◆ **What you are asked to do**
Repeat the whole listing exactly as written.

◆ **Collected data entries**

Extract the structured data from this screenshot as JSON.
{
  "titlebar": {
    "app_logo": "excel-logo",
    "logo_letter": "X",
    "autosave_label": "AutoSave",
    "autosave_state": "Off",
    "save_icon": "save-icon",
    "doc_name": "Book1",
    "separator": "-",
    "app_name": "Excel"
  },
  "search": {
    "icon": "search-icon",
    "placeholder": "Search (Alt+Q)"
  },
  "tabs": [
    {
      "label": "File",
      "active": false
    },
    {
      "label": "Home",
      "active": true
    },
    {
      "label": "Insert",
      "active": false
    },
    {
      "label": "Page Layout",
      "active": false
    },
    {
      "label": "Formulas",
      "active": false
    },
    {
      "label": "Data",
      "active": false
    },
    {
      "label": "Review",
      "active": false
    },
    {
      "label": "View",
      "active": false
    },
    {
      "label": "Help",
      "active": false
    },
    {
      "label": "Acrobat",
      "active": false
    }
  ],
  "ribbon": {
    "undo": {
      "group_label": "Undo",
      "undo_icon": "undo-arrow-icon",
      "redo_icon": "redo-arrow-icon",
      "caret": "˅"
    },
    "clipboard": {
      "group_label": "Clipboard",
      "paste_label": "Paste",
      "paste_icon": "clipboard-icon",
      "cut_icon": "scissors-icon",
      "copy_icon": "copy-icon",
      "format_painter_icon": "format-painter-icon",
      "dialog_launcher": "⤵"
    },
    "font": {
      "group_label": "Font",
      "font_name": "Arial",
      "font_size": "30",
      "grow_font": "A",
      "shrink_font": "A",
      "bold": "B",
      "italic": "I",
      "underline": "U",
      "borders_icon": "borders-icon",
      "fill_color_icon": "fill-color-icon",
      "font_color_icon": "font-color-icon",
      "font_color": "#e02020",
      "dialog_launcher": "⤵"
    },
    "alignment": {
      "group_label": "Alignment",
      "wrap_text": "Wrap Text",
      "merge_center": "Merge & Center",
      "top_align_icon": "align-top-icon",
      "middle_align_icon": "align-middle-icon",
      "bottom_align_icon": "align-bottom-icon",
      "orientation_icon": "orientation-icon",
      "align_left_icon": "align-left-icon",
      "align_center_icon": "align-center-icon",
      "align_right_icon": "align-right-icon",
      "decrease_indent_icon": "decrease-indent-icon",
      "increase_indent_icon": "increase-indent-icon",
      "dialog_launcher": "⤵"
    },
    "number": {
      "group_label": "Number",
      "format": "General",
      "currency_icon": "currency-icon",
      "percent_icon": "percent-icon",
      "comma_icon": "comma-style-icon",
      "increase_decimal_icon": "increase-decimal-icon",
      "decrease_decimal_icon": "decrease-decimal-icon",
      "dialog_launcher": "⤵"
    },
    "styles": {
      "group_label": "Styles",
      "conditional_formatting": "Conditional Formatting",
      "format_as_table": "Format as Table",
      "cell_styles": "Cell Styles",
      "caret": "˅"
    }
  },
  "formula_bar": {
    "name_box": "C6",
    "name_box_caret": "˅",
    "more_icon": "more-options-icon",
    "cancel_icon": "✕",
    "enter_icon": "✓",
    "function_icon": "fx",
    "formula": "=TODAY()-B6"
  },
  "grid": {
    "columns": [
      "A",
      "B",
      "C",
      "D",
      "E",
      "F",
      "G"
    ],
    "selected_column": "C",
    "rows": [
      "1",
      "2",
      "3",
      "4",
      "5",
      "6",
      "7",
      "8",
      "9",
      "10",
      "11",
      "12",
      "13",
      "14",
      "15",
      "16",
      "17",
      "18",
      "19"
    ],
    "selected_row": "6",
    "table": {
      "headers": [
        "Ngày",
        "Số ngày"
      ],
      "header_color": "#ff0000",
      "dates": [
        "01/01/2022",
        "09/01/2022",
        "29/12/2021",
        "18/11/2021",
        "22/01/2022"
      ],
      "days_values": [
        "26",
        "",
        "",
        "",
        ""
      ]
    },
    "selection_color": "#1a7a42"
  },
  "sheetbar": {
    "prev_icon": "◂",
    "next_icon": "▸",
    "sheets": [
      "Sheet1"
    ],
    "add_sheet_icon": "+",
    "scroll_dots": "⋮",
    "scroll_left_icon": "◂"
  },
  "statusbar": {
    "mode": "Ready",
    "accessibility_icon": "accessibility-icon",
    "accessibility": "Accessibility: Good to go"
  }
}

◆ **Task answer**
Extract the structured data from this screenshot as JSON.
{
  "titlebar": {
    "app_logo": "excel-logo",
    "logo_letter": "X",
    "autosave_label": "AutoSave",
    "autosave_state": "Off",
    "save_icon": "save-icon",
    "doc_name": "Book1",
    "separator": "-",
    "app_name": "Excel"
  },
  "search": {
    "icon": "search-icon",
    "placeholder": "Search (Alt+Q)"
  },
  "tabs": [
    {
      "label": "File",
      "active": false
    },
    {
      "label": "Home",
      "active": true
    },
    {
      "label": "Insert",
      "active": false
    },
    {
      "label": "Page Layout",
      "active": false
    },
    {
      "label": "Formulas",
      "active": false
    },
    {
      "label": "Data",
      "active": false
    },
    {
      "label": "Review",
      "active": false
    },
    {
      "label": "View",
      "active": false
    },
    {
      "label": "Help",
      "active": false
    },
    {
      "label": "Acrobat",
      "active": false
    }
  ],
  "ribbon": {
    "undo": {
      "group_label": "Undo",
      "undo_icon": "undo-arrow-icon",
      "redo_icon": "redo-arrow-icon",
      "caret": "˅"
    },
    "clipboard": {
      "group_label": "Clipboard",
      "paste_label": "Paste",
      "paste_icon": "clipboard-icon",
      "cut_icon": "scissors-icon",
      "copy_icon": "copy-icon",
      "format_painter_icon": "format-painter-icon",
      "dialog_launcher": "⤵"
    },
    "font": {
      "group_label": "Font",
      "font_name": "Arial",
      "font_size": "30",
      "grow_font": "A",
      "shrink_font": "A",
      "bold": "B",
      "italic": "I",
      "underline": "U",
      "borders_icon": "borders-icon",
      "fill_color_icon": "fill-color-icon",
      "font_color_icon": "font-color-icon",
      "font_color": "#e02020",
      "dialog_launcher": "⤵"
    },
    "alignment": {
      "group_label": "Alignment",
      "wrap_text": "Wrap Text",
      "merge_center": "Merge & Center",
      "top_align_icon": "align-top-icon",
      "middle_align_icon": "align-middle-icon",
      "bottom_align_icon": "align-bottom-icon",
      "orientation_icon": "orientation-icon",
      "align_left_icon": "align-left-icon",
      "align_center_icon": "align-center-icon",
      "align_right_icon": "align-right-icon",
      "decrease_indent_icon": "decrease-indent-icon",
      "increase_indent_icon": "increase-indent-icon",
      "dialog_launcher": "⤵"
    },
    "number": {
      "group_label": "Number",
      "format": "General",
      "currency_icon": "currency-icon",
      "percent_icon": "percent-icon",
      "comma_icon": "comma-style-icon",
      "increase_decimal_icon": "increase-decimal-icon",
      "decrease_decimal_icon": "decrease-decimal-icon",
      "dialog_launcher": "⤵"
    },
    "styles": {
      "group_label": "Styles",
      "conditional_formatting": "Conditional Formatting",
      "format_as_table": "Format as Table",
      "cell_styles": "Cell Styles",
      "caret": "˅"
    }
  },
  "formula_bar": {
    "name_box": "C6",
    "name_box_caret": "˅",
    "more_icon": "more-options-icon",
    "cancel_icon": "✕",
    "enter_icon": "✓",
    "function_icon": "fx",
    "formula": "=TODAY()-B6"
  },
  "grid": {
    "columns": [
      "A",
      "B",
      "C",
      "D",
      "E",
      "F",
      "G"
    ],
    "selected_column": "C",
    "rows": [
      "1",
      "2",
      "3",
      "4",
      "5",
      "6",
      "7",
      "8",
      "9",
      "10",
      "11",
      "12",
      "13",
      "14",
      "15",
      "16",
      "17",
      "18",
      "19"
    ],
    "selected_row": "6",
    "table": {
      "headers": [
        "Ngày",
        "Số ngày"
      ],
      "header_color": "#ff0000",
      "dates": [
        "01/01/2022",
        "09/01/2022",
        "29/12/2021",
        "18/11/2021",
        "22/01/2022"
      ],
      "days_values": [
        "26",
        "",
        "",
        "",
        ""
      ]
    },
    "selection_color": "#1a7a42"
  },
  "sheetbar": {
    "prev_icon": "◂",
    "next_icon": "▸",
    "sheets": [
      "Sheet1"
    ],
    "add_sheet_icon": "+",
    "scroll_dots": "⋮",
    "scroll_left_icon": "◂"
  },
  "statusbar": {
    "mode": "Ready",
    "accessibility_icon": "accessibility-icon",
    "accessibility": "Accessibility: Good to go"
  }
}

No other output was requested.